- Supplied records:

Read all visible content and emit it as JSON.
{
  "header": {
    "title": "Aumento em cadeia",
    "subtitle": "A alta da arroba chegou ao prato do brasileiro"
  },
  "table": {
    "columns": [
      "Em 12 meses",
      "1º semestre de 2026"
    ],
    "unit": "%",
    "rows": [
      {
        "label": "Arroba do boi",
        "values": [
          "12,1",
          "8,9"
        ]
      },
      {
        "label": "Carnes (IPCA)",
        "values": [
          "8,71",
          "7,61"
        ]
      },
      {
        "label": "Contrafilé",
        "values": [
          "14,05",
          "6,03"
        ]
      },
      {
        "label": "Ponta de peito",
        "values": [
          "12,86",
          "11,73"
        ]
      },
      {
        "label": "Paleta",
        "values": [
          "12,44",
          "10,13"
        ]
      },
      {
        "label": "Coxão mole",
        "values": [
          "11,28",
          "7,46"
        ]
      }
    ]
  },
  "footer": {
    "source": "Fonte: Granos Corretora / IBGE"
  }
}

- Task:
Keep only the lines that hold the string "label", and copy them out.

- Full output:
        "label": "Arroba do boi",
        "label": "Carnes (IPCA)",
        "label": "Contrafilé",
        "label": "Ponta de peito",
        "label": "Paleta",
        "label": "Coxão mole",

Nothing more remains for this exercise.